REQUEST | Hunt for the word "China" across the entries below, copying each line that holds it.

WORKING DATA |
______

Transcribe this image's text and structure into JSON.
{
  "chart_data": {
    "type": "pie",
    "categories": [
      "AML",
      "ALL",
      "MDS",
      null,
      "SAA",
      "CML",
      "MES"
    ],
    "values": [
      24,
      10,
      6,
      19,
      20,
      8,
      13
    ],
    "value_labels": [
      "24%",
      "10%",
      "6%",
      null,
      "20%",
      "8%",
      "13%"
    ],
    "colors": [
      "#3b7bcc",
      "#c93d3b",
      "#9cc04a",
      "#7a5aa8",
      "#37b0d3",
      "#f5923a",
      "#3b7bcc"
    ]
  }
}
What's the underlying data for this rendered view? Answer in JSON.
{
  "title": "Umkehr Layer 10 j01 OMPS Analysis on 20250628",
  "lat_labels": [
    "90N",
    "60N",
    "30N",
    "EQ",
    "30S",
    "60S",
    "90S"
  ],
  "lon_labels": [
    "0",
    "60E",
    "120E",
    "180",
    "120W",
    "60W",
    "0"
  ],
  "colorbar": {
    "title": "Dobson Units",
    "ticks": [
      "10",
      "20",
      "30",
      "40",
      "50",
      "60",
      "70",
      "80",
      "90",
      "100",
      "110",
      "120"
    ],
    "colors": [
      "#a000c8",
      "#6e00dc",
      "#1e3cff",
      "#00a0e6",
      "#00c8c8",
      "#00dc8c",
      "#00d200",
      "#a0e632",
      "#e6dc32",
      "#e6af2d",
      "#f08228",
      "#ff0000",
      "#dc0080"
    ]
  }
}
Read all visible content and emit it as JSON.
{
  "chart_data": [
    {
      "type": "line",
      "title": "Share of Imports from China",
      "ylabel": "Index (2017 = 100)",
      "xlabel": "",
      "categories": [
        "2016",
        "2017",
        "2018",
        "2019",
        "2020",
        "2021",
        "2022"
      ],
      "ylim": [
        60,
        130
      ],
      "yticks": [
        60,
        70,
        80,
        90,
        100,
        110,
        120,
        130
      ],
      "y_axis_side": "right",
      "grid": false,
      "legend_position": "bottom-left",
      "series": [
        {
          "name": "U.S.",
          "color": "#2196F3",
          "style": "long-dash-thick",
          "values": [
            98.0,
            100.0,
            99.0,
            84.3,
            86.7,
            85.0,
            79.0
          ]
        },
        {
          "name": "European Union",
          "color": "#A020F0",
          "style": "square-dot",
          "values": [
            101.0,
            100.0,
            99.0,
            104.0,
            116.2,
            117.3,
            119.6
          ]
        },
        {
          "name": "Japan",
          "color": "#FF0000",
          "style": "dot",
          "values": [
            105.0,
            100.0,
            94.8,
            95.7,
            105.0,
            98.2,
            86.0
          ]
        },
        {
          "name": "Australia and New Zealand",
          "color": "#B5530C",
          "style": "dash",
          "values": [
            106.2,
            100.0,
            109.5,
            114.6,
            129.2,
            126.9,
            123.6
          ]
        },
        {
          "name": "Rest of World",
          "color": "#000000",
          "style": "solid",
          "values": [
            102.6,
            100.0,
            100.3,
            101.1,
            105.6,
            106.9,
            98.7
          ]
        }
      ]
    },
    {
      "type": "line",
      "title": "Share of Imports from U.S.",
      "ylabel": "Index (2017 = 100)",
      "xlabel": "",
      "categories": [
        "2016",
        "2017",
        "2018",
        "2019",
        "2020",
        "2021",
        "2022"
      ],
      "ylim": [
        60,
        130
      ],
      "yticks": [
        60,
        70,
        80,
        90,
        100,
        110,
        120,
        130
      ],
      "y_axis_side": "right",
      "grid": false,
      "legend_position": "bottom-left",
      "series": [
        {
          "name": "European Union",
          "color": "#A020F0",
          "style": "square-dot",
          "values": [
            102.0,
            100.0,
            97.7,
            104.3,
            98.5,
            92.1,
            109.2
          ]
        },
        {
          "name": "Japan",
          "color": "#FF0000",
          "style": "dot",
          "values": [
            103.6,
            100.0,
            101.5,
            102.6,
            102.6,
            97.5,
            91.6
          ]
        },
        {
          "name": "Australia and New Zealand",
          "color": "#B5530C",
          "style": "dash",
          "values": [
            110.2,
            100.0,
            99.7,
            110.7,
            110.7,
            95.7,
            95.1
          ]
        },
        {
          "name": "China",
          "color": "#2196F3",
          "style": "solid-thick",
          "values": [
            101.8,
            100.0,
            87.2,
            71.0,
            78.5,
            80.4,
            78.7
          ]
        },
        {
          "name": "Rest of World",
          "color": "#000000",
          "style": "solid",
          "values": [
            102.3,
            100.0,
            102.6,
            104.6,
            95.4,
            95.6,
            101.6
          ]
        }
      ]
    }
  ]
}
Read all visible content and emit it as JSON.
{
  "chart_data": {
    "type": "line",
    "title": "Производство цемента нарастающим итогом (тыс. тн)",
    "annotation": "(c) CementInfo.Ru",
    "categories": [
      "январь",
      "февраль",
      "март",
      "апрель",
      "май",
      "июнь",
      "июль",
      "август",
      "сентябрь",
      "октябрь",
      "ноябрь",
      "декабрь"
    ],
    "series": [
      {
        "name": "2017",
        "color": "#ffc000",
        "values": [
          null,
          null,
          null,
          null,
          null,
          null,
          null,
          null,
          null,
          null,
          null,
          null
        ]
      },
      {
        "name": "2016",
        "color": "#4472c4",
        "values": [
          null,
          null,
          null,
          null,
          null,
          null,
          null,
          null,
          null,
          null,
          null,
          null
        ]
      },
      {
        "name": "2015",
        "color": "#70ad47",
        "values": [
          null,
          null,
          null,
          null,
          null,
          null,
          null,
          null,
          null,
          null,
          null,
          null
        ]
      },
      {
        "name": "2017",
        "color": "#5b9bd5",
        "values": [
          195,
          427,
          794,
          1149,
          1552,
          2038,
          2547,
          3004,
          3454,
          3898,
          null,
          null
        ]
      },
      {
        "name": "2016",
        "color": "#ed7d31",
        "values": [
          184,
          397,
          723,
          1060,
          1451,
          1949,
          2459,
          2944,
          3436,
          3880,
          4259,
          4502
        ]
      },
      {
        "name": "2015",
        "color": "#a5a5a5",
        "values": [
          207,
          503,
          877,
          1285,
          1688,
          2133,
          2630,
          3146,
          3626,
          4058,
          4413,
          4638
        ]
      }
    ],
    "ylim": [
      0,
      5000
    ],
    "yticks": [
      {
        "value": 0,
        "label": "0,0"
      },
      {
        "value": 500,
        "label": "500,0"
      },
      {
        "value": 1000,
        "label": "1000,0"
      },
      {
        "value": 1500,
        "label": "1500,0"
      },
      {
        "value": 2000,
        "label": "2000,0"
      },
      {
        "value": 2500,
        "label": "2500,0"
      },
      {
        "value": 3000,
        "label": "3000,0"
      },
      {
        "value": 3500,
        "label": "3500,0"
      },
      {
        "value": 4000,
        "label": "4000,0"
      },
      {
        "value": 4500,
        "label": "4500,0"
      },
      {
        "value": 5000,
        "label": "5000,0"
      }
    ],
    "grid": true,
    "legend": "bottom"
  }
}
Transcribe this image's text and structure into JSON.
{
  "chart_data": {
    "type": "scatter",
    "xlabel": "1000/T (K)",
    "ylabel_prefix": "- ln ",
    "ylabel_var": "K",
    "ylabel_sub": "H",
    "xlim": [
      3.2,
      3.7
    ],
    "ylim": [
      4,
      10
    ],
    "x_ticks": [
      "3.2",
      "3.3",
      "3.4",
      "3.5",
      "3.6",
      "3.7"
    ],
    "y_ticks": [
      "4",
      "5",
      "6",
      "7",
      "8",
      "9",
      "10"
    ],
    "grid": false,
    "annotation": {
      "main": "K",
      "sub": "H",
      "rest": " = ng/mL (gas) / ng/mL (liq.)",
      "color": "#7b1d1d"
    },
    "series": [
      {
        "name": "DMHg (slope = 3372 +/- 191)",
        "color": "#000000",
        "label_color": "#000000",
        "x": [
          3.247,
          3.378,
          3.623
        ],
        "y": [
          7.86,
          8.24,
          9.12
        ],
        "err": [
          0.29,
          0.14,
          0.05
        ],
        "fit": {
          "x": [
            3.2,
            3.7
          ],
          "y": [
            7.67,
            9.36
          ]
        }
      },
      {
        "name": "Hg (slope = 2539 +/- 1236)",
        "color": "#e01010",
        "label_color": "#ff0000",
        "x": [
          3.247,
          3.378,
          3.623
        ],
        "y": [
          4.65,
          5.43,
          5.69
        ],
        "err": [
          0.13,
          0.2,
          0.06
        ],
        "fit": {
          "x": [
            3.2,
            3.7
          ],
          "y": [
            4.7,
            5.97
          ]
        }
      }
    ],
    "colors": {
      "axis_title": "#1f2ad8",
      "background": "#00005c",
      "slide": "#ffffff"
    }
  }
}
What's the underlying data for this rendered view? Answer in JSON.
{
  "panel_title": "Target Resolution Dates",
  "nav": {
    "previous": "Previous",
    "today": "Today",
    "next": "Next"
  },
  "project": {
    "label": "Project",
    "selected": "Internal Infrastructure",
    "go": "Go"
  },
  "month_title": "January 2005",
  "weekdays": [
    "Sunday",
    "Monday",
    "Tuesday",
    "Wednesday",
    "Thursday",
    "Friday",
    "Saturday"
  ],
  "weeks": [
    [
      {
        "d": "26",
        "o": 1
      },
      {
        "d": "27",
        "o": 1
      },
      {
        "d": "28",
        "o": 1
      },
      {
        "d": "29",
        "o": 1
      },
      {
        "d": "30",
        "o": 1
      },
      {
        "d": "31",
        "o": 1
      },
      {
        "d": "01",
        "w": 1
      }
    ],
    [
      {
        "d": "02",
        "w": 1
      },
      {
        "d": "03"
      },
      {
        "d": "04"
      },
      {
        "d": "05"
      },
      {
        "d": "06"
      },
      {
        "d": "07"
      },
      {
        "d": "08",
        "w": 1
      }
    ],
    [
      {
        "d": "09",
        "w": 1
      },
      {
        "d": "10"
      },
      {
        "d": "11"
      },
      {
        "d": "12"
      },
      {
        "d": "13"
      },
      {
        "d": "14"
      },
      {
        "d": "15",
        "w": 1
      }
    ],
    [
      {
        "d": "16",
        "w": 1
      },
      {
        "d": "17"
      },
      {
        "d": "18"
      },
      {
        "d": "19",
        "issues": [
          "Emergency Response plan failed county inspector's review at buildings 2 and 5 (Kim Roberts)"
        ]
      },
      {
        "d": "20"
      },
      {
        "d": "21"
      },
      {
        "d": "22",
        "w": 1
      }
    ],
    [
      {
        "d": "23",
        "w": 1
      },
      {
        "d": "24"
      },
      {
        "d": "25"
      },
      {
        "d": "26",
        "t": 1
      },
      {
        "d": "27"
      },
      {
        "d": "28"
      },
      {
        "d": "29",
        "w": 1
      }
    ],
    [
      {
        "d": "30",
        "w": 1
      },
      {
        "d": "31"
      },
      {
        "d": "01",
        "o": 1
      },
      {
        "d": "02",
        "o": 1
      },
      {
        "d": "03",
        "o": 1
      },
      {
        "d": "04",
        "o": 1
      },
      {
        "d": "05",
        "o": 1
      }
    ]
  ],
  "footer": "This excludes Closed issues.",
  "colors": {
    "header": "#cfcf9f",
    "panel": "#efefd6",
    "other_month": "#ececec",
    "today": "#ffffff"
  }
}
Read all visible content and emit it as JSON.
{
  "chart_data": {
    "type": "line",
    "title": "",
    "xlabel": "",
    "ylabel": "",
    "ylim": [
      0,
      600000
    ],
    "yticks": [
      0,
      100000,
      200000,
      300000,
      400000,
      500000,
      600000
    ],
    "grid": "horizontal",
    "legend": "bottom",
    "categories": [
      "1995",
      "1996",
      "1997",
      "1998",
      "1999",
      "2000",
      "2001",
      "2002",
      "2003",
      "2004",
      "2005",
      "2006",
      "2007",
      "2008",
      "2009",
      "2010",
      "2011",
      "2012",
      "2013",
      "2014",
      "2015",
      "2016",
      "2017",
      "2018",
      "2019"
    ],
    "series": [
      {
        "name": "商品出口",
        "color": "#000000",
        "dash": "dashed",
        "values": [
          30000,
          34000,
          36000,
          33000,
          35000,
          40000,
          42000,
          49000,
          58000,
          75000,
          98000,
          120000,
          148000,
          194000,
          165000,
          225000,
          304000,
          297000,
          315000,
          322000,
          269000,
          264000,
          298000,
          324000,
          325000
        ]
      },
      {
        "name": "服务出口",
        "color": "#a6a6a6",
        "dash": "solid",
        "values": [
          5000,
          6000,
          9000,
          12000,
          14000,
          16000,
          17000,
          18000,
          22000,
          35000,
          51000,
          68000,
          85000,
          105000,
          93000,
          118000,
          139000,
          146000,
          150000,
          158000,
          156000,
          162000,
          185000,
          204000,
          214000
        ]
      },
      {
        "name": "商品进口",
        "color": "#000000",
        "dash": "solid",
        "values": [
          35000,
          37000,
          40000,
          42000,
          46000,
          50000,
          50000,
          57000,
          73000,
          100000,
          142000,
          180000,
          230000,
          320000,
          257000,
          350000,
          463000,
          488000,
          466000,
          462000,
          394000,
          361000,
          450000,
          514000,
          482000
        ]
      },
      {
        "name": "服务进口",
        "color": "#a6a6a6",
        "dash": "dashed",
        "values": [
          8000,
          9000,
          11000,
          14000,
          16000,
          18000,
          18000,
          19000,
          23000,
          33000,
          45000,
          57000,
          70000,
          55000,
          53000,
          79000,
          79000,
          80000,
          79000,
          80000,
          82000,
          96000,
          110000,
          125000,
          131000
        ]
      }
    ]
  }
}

______

SOLUTION TO THIS EXERCISE |
      "title": "Share of Imports from China",
          "name": "China",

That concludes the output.